#### Data to use
++++
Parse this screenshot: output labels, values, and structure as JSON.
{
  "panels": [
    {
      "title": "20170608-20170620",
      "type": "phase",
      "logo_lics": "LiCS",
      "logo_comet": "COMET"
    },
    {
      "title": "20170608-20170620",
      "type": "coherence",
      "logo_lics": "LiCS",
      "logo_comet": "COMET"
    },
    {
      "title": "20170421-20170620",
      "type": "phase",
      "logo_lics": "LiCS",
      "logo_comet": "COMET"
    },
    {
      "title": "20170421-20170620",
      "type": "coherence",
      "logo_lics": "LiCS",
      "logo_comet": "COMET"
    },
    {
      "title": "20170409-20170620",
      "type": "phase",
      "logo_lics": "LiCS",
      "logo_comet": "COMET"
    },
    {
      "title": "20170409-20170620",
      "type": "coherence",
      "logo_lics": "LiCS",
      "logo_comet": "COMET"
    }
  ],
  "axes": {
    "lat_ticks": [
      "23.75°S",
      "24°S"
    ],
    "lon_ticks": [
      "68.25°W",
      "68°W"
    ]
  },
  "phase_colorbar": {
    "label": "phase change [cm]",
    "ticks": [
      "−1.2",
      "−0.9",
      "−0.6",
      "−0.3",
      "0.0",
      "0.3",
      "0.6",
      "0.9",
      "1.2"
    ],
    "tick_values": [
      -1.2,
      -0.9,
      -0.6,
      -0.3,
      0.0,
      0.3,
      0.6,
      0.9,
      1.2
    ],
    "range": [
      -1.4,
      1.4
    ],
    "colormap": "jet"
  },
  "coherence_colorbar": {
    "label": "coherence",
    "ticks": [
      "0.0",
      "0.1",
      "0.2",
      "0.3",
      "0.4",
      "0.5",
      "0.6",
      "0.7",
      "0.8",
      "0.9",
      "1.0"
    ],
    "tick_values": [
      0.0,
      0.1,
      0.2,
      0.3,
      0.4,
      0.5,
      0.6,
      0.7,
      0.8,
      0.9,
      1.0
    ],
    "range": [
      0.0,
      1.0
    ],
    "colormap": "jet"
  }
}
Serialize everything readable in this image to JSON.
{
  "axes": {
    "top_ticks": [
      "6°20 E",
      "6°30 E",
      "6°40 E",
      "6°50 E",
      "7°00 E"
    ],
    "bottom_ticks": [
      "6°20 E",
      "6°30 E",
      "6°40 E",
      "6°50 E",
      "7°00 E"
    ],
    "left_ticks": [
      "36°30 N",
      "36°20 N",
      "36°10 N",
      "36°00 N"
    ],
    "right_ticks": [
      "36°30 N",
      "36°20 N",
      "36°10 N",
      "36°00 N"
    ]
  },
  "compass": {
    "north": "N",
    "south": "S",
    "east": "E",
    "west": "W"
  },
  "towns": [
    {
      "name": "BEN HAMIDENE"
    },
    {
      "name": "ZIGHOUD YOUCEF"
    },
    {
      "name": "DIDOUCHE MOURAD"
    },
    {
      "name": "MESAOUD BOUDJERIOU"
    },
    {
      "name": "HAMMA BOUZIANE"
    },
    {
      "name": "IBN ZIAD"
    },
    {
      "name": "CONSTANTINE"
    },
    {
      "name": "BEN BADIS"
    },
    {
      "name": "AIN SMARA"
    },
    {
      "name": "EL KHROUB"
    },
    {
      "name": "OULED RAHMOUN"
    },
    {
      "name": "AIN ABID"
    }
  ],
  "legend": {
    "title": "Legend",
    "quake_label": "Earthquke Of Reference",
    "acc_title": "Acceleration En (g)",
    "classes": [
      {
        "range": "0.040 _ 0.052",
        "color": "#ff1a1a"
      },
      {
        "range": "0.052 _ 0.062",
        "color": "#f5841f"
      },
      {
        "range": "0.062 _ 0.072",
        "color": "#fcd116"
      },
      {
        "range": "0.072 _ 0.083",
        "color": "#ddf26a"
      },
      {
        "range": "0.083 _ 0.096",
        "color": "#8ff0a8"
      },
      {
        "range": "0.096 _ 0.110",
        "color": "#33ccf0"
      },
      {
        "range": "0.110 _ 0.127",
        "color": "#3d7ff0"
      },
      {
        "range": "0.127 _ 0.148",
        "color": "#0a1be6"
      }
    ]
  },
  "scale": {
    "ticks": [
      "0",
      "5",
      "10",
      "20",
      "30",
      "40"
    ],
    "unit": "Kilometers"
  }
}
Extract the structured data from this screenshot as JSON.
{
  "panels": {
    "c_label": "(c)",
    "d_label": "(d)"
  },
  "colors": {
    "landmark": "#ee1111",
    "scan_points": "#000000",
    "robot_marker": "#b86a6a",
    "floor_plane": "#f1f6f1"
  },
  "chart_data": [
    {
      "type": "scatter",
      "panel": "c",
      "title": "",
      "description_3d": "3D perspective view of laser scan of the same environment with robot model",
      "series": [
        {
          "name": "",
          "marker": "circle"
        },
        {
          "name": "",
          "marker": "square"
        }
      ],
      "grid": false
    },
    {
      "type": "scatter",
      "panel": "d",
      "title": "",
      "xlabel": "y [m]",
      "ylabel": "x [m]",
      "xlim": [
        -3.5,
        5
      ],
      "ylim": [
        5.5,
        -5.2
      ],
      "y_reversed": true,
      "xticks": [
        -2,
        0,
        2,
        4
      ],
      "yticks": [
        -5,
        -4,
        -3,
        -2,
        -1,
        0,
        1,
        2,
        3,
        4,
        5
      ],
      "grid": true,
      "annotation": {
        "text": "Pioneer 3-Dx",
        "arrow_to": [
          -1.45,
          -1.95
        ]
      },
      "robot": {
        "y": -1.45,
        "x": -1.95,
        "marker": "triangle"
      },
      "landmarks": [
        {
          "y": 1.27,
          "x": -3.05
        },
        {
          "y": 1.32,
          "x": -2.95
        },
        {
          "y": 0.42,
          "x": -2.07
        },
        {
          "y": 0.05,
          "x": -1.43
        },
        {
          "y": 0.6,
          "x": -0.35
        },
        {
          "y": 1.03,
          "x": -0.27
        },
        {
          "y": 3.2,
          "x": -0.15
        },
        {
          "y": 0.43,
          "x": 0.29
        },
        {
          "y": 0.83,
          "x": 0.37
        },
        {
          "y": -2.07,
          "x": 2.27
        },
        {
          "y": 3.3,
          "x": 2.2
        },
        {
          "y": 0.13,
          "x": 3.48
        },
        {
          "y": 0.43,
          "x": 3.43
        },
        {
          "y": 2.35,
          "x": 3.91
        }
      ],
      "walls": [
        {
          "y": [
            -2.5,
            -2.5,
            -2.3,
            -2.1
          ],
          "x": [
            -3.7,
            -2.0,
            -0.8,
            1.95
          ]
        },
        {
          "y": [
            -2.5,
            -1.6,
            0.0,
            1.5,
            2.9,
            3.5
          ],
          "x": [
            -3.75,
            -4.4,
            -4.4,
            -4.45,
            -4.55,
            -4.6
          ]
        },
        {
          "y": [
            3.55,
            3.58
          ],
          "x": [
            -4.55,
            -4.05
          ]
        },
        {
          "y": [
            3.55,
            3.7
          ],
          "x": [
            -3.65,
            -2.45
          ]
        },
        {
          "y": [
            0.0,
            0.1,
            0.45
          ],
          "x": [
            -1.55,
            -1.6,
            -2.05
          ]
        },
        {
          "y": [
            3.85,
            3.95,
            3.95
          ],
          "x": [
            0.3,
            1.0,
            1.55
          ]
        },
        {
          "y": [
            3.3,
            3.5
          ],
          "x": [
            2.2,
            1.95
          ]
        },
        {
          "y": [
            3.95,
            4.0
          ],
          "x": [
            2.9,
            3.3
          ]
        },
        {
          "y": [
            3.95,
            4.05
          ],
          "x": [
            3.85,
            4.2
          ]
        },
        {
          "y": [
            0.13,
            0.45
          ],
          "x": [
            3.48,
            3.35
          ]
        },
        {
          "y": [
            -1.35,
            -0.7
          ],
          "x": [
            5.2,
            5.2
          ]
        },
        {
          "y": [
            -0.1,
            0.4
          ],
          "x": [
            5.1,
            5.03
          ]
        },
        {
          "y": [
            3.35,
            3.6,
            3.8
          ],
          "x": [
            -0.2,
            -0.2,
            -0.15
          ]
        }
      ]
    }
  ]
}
++++
#### Goal of the exercise
Copy out each line of the records that holds the string "JSON".

#### Finished task
Parse this screenshot: output labels, values, and structure as JSON.
Serialize everything readable in this image to JSON.
Extract the structured data from this screenshot as JSON.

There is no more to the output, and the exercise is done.